Stored dataset items:
[start]
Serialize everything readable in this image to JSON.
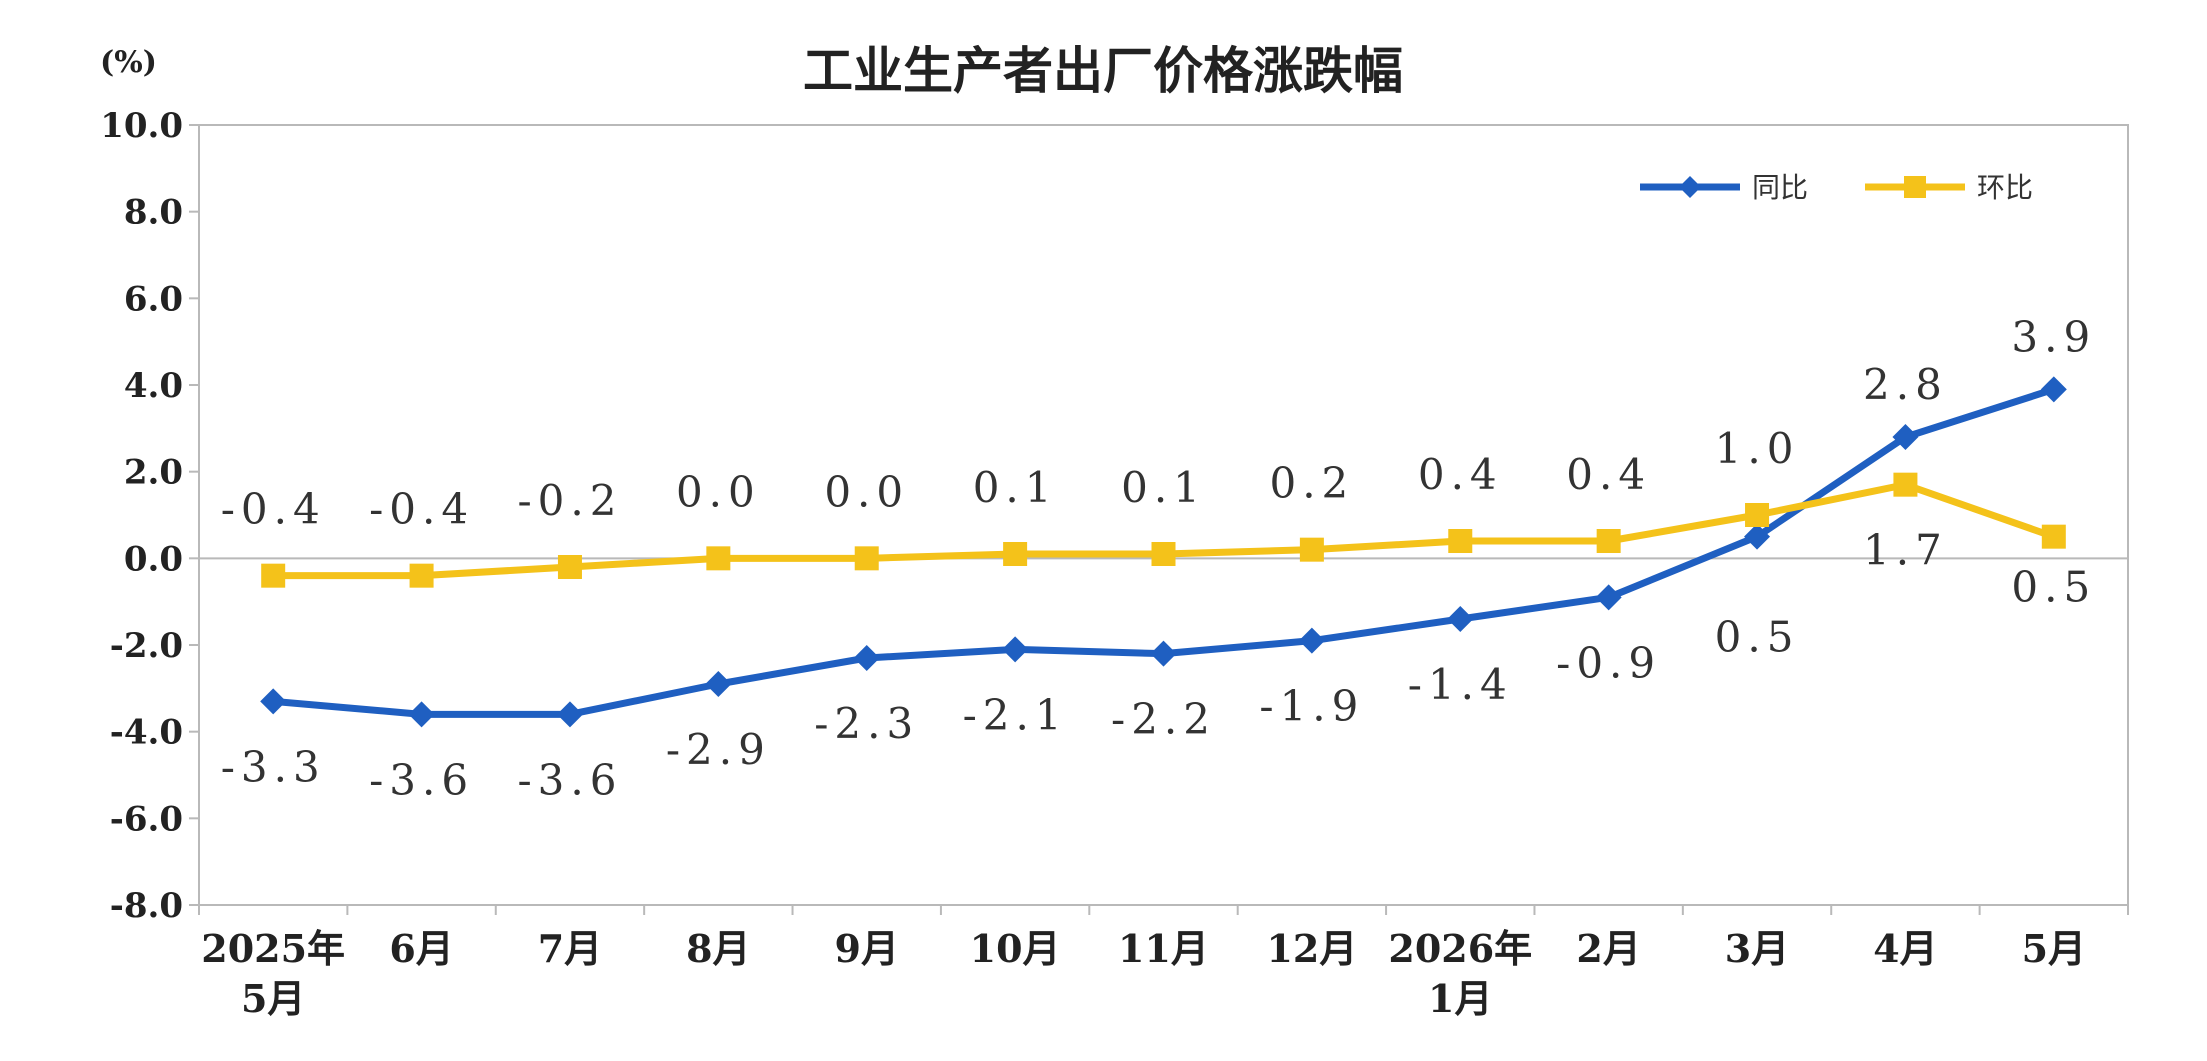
{
  "chart_data": {
    "type": "line",
    "title": "工业生产者出厂价格涨跌幅",
    "unit_label": "(%)",
    "categories": [
      [
        "2025年",
        "5月"
      ],
      [
        "6月"
      ],
      [
        "7月"
      ],
      [
        "8月"
      ],
      [
        "9月"
      ],
      [
        "10月"
      ],
      [
        "11月"
      ],
      [
        "12月"
      ],
      [
        "2026年",
        "1月"
      ],
      [
        "2月"
      ],
      [
        "3月"
      ],
      [
        "4月"
      ],
      [
        "5月"
      ]
    ],
    "ylim": [
      -8.0,
      10.0
    ],
    "yticks": [
      "10.0",
      "8.0",
      "6.0",
      "4.0",
      "2.0",
      "0.0",
      "-2.0",
      "-4.0",
      "-6.0",
      "-8.0"
    ],
    "ytick_values": [
      10,
      8,
      6,
      4,
      2,
      0,
      -2,
      -4,
      -6,
      -8
    ],
    "legend_position": "top-right",
    "series": [
      {
        "name": "同比",
        "color": "#1f5fc1",
        "marker": "diamond",
        "values": [
          -3.3,
          -3.6,
          -3.6,
          -2.9,
          -2.3,
          -2.1,
          -2.2,
          -1.9,
          -1.4,
          -0.9,
          0.5,
          2.8,
          3.9
        ],
        "labels": [
          "-3.3",
          "-3.6",
          "-3.6",
          "-2.9",
          "-2.3",
          "-2.1",
          "-2.2",
          "-1.9",
          "-1.4",
          "-0.9",
          "0.5",
          "2.8",
          "3.9"
        ]
      },
      {
        "name": "环比",
        "color": "#f4c21a",
        "marker": "square",
        "values": [
          -0.4,
          -0.4,
          -0.2,
          0.0,
          0.0,
          0.1,
          0.1,
          0.2,
          0.4,
          0.4,
          1.0,
          1.7,
          0.5
        ],
        "labels": [
          "-0.4",
          "-0.4",
          "-0.2",
          "0.0",
          "0.0",
          "0.1",
          "0.1",
          "0.2",
          "0.4",
          "0.4",
          "1.0",
          "1.7",
          "0.5"
        ]
      }
    ]
  }
}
[end]
* **Do this**:
The records above need to be given again exactly. Omit the pictures.

* **Solved exercise**:
Serialize everything readable in this image to JSON.
{
  "chart_data": {
    "type": "line",
    "title": "工业生产者出厂价格涨跌幅",
    "unit_label": "(%)",
    "categories": [
      [
        "2025年",
        "5月"
      ],
      [
        "6月"
      ],
      [
        "7月"
      ],
      [
        "8月"
      ],
      [
        "9月"
      ],
      [
        "10月"
      ],
      [
        "11月"
      ],
      [
        "12月"
      ],
      [
        "2026年",
        "1月"
      ],
      [
        "2月"
      ],
      [
        "3月"
      ],
      [
        "4月"
      ],
      [
        "5月"
      ]
    ],
    "ylim": [
      -8.0,
      10.0
    ],
    "yticks": [
      "10.0",
      "8.0",
      "6.0",
      "4.0",
      "2.0",
      "0.0",
      "-2.0",
      "-4.0",
      "-6.0",
      "-8.0"
    ],
    "ytick_values": [
      10,
      8,
      6,
      4,
      2,
      0,
      -2,
      -4,
      -6,
      -8
    ],
    "legend_position": "top-right",
    "series": [
      {
        "name": "同比",
        "color": "#1f5fc1",
        "marker": "diamond",
        "values": [
          -3.3,
          -3.6,
          -3.6,
          -2.9,
          -2.3,
          -2.1,
          -2.2,
          -1.9,
          -1.4,
          -0.9,
          0.5,
          2.8,
          3.9
        ],
        "labels": [
          "-3.3",
          "-3.6",
          "-3.6",
          "-2.9",
          "-2.3",
          "-2.1",
          "-2.2",
          "-1.9",
          "-1.4",
          "-0.9",
          "0.5",
          "2.8",
          "3.9"
        ]
      },
      {
        "name": "环比",
        "color": "#f4c21a",
        "marker": "square",
        "values": [
          -0.4,
          -0.4,
          -0.2,
          0.0,
          0.0,
          0.1,
          0.1,
          0.2,
          0.4,
          0.4,
          1.0,
          1.7,
          0.5
        ],
        "labels": [
          "-0.4",
          "-0.4",
          "-0.2",
          "0.0",
          "0.0",
          "0.1",
          "0.1",
          "0.2",
          "0.4",
          "0.4",
          "1.0",
          "1.7",
          "0.5"
        ]
      }
    ]
  }
}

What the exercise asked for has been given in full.